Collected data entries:
___
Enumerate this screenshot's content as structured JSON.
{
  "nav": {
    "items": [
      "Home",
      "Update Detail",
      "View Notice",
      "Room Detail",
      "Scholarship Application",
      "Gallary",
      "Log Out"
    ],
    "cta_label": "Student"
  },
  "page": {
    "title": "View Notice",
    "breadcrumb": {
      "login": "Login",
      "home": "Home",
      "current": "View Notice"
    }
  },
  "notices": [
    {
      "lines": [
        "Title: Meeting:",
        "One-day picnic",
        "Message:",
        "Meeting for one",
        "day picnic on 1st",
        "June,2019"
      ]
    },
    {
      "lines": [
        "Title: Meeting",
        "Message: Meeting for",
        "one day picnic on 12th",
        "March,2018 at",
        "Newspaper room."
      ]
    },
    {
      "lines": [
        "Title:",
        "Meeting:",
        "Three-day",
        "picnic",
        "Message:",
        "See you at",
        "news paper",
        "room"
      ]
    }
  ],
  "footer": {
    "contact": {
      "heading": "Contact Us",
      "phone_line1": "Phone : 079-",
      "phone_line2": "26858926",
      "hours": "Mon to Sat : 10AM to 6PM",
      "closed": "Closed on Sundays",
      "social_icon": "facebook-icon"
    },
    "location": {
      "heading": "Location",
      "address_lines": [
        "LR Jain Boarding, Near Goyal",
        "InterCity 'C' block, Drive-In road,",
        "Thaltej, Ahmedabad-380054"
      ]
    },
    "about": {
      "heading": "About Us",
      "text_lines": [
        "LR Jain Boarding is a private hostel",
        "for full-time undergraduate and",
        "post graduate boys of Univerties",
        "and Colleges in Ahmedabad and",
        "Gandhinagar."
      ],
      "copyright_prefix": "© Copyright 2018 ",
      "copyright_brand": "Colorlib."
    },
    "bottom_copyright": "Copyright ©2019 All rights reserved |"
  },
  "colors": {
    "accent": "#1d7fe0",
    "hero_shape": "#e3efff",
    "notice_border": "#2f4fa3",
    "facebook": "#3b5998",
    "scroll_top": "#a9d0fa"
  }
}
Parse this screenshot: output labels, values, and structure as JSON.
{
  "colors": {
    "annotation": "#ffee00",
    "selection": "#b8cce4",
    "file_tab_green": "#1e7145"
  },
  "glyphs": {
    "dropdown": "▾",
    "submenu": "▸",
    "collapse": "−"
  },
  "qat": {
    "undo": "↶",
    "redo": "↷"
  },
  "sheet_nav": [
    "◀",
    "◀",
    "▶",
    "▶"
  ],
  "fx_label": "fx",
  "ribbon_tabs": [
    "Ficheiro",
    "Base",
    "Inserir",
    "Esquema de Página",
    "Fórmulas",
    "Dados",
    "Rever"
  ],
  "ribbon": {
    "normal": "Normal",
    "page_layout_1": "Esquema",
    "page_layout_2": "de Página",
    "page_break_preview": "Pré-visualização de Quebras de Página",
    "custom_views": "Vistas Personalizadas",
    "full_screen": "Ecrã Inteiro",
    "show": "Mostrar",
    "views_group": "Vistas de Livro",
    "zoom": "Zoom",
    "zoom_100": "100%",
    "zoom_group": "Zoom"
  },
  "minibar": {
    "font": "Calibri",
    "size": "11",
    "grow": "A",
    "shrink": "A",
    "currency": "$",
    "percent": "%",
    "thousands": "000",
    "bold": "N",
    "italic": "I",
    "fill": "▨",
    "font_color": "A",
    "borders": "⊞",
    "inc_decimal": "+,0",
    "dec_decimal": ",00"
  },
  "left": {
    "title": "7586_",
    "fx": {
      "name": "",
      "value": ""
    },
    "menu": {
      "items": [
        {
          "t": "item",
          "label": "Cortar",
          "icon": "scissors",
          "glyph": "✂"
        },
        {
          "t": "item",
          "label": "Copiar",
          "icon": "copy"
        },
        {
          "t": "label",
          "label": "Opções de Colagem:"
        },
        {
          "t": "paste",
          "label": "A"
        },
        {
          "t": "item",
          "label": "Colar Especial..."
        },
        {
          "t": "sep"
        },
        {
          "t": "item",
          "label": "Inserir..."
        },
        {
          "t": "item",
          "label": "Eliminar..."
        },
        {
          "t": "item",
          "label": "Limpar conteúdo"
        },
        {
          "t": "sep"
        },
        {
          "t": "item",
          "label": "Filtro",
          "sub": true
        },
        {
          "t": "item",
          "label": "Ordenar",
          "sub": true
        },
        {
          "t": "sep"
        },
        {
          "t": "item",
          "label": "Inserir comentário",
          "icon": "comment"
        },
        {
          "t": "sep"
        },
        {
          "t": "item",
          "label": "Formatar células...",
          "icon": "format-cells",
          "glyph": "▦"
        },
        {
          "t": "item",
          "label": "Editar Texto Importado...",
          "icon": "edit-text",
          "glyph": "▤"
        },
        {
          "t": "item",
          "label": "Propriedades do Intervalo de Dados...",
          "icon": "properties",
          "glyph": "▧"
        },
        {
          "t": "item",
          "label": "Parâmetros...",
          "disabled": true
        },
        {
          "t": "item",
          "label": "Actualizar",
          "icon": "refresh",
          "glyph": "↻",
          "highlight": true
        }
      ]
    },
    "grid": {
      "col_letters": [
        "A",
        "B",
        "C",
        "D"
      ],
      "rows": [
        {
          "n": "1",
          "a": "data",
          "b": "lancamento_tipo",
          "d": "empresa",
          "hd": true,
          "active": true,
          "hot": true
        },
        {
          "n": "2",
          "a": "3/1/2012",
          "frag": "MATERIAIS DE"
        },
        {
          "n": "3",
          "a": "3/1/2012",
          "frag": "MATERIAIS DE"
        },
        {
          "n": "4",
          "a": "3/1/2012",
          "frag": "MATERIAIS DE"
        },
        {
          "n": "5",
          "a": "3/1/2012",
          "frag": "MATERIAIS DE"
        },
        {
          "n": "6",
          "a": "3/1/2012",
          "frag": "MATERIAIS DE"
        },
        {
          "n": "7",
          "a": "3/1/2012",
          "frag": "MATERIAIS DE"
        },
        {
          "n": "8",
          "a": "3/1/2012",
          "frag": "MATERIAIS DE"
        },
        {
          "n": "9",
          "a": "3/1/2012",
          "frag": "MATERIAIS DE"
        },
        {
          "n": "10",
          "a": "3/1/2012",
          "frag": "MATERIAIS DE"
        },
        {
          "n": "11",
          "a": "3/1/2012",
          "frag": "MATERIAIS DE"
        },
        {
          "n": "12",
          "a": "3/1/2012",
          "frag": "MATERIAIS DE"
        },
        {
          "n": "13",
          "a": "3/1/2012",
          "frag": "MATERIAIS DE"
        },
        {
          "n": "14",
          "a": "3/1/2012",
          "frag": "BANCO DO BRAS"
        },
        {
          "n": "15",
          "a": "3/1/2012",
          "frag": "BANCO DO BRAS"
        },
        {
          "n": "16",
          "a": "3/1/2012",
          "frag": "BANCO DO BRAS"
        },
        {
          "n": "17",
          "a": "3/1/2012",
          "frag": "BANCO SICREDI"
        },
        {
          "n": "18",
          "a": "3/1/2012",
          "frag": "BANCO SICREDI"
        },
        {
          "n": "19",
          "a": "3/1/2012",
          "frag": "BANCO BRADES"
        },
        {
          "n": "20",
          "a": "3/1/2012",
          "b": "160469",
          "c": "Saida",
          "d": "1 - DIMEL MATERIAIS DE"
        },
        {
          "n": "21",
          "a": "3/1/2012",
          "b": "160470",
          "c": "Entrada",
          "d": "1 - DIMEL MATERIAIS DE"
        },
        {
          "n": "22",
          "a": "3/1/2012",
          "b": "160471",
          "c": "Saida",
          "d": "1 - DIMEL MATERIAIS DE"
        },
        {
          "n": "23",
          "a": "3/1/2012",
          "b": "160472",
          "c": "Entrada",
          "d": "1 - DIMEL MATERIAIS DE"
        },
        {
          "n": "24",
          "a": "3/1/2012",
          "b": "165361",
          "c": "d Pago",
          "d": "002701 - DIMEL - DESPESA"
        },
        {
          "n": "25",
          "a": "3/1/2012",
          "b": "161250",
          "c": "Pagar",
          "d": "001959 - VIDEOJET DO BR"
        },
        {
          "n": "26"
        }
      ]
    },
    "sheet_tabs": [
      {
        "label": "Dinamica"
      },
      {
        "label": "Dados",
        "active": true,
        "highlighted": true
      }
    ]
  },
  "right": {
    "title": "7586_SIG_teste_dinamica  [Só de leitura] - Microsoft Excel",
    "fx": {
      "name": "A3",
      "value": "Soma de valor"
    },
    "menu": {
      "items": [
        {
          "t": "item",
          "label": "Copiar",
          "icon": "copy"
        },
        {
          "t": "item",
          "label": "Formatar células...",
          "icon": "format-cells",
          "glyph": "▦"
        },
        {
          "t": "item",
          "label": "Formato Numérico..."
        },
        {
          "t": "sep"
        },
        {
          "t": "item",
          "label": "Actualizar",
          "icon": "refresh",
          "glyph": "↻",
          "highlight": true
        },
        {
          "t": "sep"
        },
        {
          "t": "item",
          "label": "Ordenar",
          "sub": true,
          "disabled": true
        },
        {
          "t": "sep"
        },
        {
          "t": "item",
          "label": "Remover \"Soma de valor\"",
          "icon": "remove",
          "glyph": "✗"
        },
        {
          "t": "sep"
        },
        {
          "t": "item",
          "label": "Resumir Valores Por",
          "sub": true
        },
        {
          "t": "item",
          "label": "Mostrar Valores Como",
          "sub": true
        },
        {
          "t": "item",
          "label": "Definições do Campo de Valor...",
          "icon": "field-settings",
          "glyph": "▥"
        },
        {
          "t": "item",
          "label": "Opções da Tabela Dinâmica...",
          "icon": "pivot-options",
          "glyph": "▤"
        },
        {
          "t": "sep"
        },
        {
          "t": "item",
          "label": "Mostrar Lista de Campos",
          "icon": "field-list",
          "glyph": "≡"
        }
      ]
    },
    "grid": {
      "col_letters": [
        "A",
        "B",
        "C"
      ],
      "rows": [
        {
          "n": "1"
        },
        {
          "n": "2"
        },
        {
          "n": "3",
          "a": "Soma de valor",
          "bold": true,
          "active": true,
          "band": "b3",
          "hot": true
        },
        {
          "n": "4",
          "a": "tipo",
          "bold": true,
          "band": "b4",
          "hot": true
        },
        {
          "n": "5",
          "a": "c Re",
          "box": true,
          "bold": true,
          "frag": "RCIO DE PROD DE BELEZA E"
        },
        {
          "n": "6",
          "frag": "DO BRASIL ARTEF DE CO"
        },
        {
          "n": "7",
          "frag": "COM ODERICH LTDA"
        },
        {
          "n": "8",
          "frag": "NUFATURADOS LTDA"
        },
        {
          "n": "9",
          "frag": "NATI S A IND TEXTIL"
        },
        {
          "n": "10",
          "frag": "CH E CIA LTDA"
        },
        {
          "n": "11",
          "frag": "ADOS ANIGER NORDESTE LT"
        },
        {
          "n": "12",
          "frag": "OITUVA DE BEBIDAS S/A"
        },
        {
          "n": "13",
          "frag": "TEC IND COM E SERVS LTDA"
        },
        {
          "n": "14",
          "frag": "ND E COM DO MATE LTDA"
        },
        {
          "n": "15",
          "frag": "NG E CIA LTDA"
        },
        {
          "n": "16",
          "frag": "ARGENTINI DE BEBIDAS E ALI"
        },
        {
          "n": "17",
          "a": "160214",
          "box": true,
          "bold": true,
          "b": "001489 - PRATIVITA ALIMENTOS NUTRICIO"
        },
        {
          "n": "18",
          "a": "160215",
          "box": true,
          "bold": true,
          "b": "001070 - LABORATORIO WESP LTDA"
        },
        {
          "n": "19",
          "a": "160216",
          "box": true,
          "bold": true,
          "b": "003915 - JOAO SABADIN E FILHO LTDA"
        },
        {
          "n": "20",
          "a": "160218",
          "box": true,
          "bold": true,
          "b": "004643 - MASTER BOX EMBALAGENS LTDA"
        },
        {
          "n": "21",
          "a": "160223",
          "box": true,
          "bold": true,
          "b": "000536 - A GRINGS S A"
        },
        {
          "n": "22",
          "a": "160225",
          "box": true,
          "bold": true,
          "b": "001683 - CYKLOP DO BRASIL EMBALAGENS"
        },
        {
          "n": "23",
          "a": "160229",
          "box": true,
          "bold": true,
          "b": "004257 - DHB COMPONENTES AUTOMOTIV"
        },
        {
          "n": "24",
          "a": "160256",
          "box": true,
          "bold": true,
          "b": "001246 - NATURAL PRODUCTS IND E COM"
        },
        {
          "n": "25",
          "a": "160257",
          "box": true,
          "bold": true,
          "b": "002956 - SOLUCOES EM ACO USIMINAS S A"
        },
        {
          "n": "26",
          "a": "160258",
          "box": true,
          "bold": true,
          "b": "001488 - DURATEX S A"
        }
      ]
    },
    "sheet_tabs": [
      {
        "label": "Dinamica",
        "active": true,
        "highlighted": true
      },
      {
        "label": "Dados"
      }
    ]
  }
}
___
**Directions for this task:** List all lines in the material containing the string "picnic".

**Result:**
        "One-day picnic",
        "day picnic on 1st",
        "one day picnic on 12th",
        "picnic",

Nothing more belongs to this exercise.